= Your goal =
Copy without any change the records starting with the line that contains "original-text-label: 【原文】 [285,292,425,332]" and going on through the line that contains "continued-paragraph: 交给来使。当时的人们都认为他是神笔。 [285,229,970,270]", both of those lines included.

= Provided records =
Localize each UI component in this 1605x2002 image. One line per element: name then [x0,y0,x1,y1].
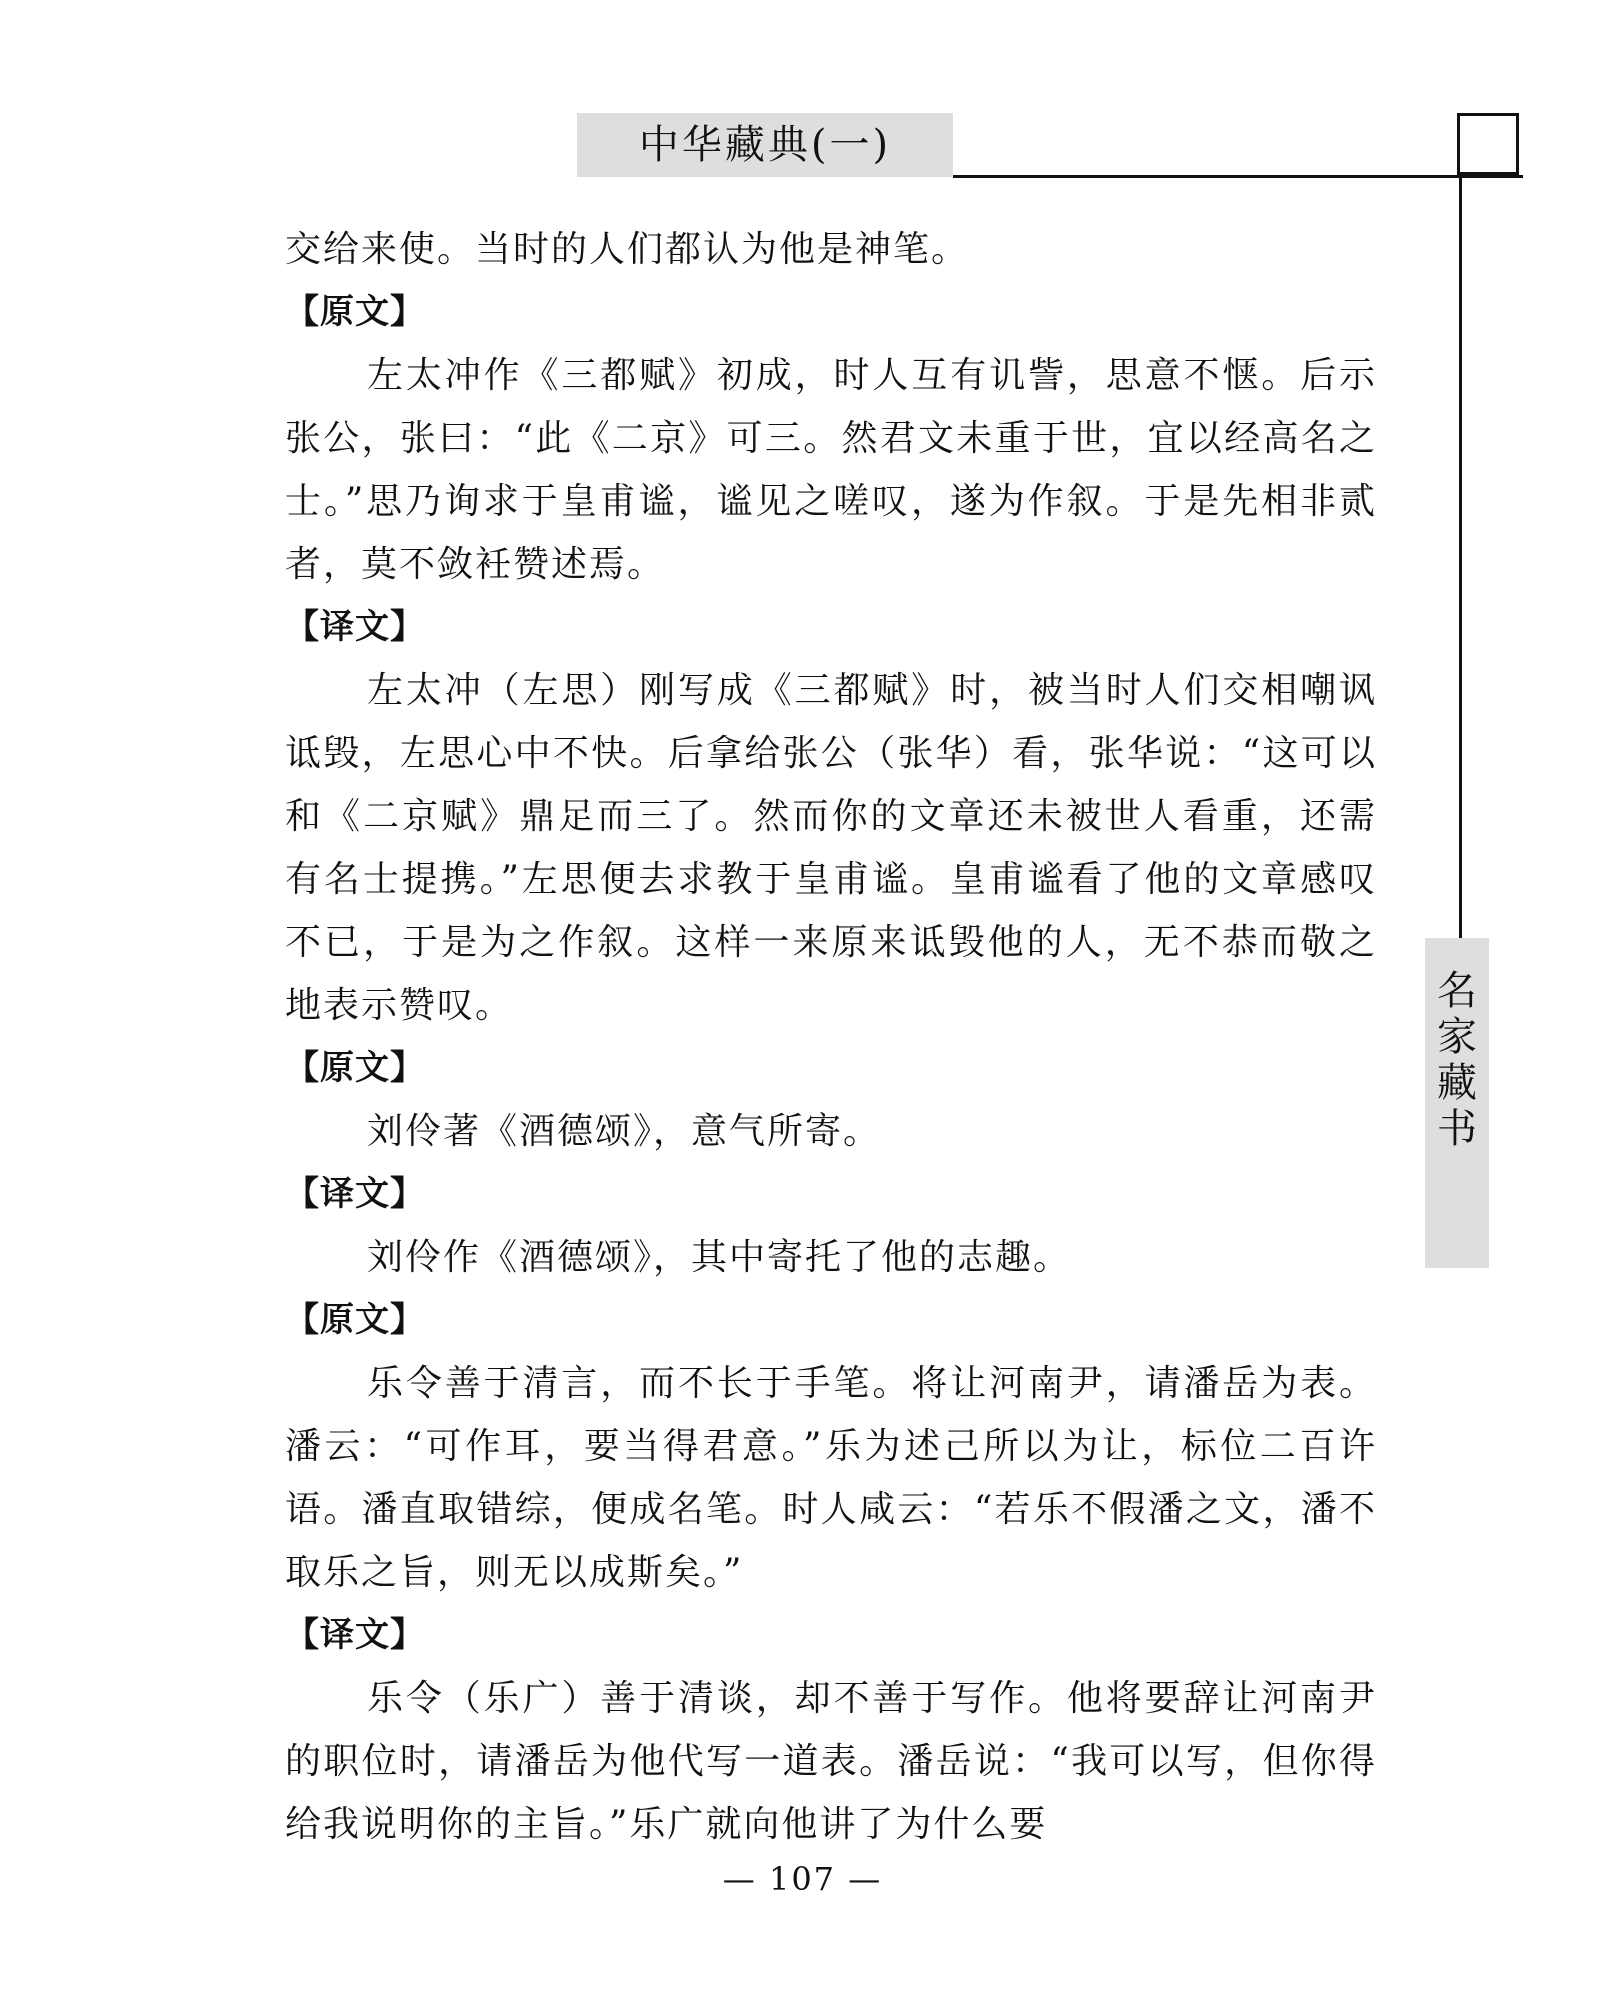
original-text-label: 【原文】 [285,292,425,332]
side-tab-char: 藏 [1437,1060,1477,1106]
side-tab-char: 家 [1437,1014,1477,1060]
translation-paragraph: 乐令（乐广）善于清谈，却不善于写作。他将要辞让河南尹的职位时，请潘岳为他代写一道表。潘岳说：“我可以写，但你得给我说明你的主旨。”乐广就向他讲了为什么要 [285,1678,1377,1845]
translation-paragraph: 刘伶作《酒德颂》，其中寄托了他的志趣。 [367,1237,1072,1278]
translation-label: 【译文】 [285,1615,425,1655]
original-text-paragraph: 刘伶著《酒德颂》，意气所寄。 [367,1111,882,1152]
corner-square-ornament [1457,113,1519,175]
header-rule [953,175,1523,178]
original-text-label: 【原文】 [285,1048,425,1088]
continued-paragraph: 交给来使。当时的人们都认为他是神笔。 [285,229,970,270]
side-vertical-rule [1459,178,1462,940]
page-number: — 107 — [722,1860,883,1898]
side-tab-char: 名 [1437,968,1477,1014]
translation-label: 【译文】 [285,1174,425,1214]
page-body [285,218,1377,1856]
translation-paragraph: 左太冲（左思）刚写成《三都赋》时，被当时人们交相嘲讽诋毁，左思心中不快。后拿给张公（张华）看，张华说：“这可以和《二京赋》鼎足而三了。然而你的文章还未被世人看重，还需有名士提携。”左思便去求教于皇甫谧。皇甫谧看了他的文章感叹不已，于是为之作叙。这样一来原来诋毁他的人，无不恭而敬之地表示赞叹。 [285,670,1377,1026]
side-section-tab [1425,938,1489,1268]
original-text-paragraph: 左太冲作《三都赋》初成，时人互有讥訾，思意不惬。后示张公，张曰：“此《二京》可三。然君文未重于世，宜以经高名之士。”思乃询求于皇甫谧，谧见之嗟叹，遂为作叙。于是先相非贰者，莫不敛衽赞述焉。 [285,355,1377,585]
original-text-label: 【原文】 [285,1300,425,1340]
side-tab-char: 书 [1437,1106,1477,1152]
translation-label: 【译文】 [285,607,425,647]
original-text-paragraph: 乐令善于清言，而不长于手笔。将让河南尹，请潘岳为表。潘云：“可作耳，要当得君意。”乐为述己所以为让，标位二百许语。潘直取错综，便成名笔。时人咸云：“若乐不假潘之文，潘不取乐之旨，则无以成斯矣。” [285,1363,1377,1593]
running-header-title: 中华藏典(一) [577,113,953,177]
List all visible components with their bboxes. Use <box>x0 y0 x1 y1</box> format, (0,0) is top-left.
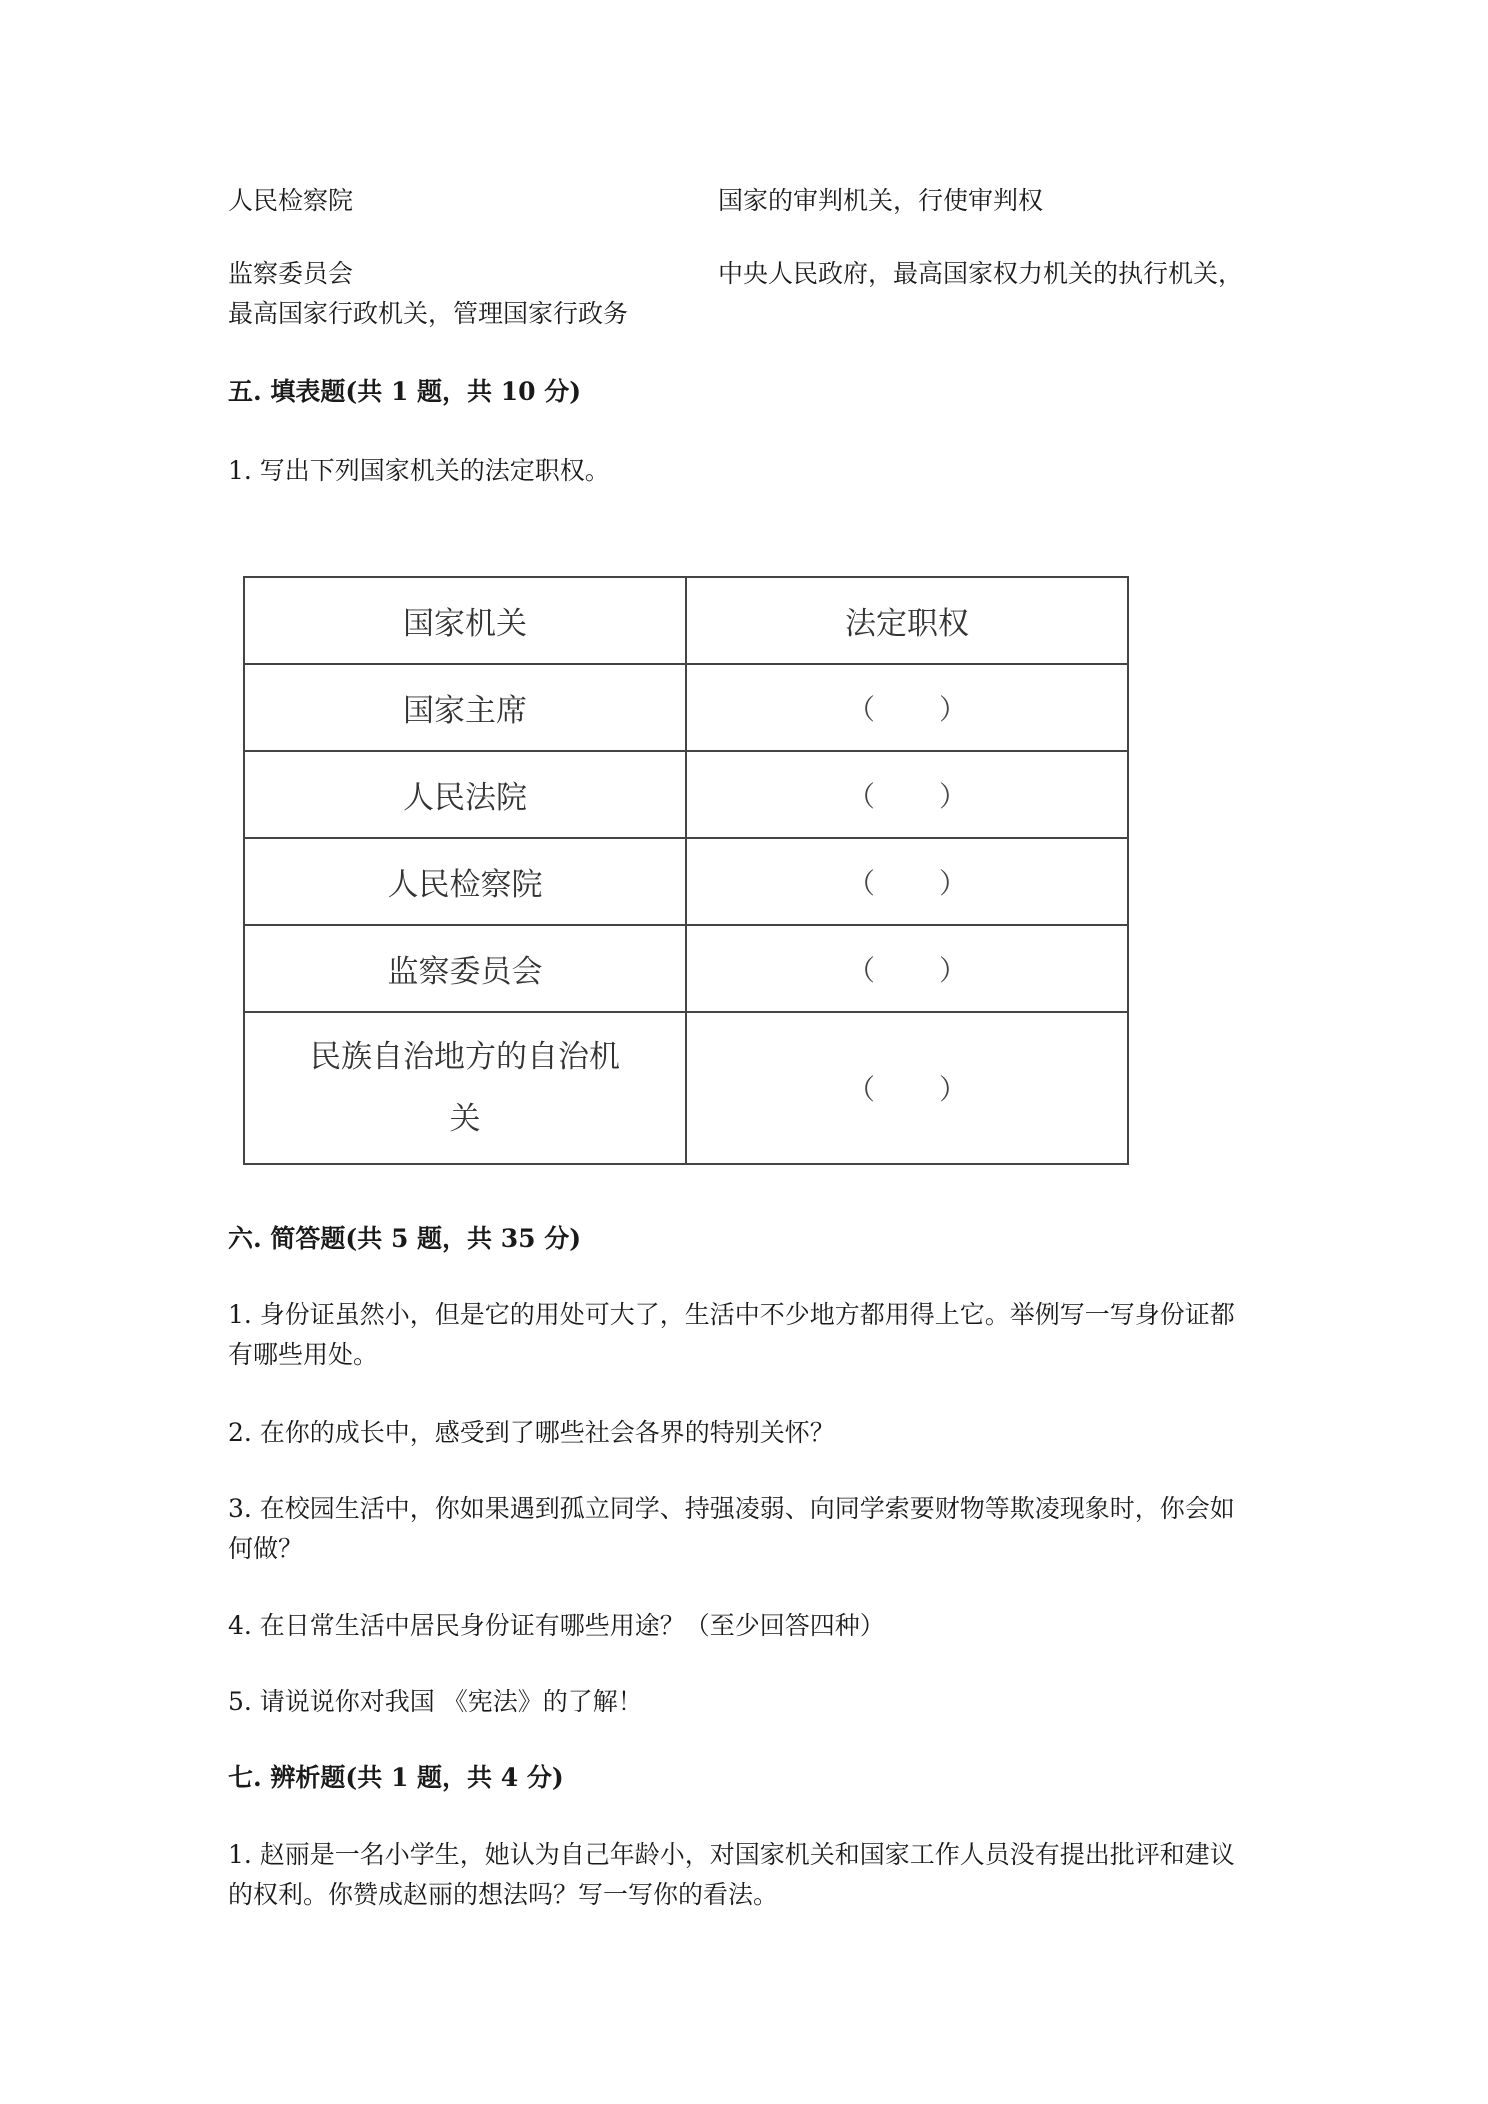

= Finished task =
original-text-label: 【原文】 [285,292,425,332]
side-tab-char: 藏 [1437,1060,1477,1106]
side-tab-char: 家 [1437,1014,1477,1060]
translation-paragraph: 乐令（乐广）善于清谈，却不善于写作。他将要辞让河南尹的职位时，请潘岳为他代写一道表。潘岳说：“我可以写，但你得给我说明你的主旨。”乐广就向他讲了为什么要 [285,1678,1377,1845]
translation-paragraph: 刘伶作《酒德颂》，其中寄托了他的志趣。 [367,1237,1072,1278]
translation-label: 【译文】 [285,1615,425,1655]
original-text-paragraph: 刘伶著《酒德颂》，意气所寄。 [367,1111,882,1152]
corner-square-ornament [1457,113,1519,175]
header-rule [953,175,1523,178]
original-text-label: 【原文】 [285,1048,425,1088]
continued-paragraph: 交给来使。当时的人们都认为他是神笔。 [285,229,970,270]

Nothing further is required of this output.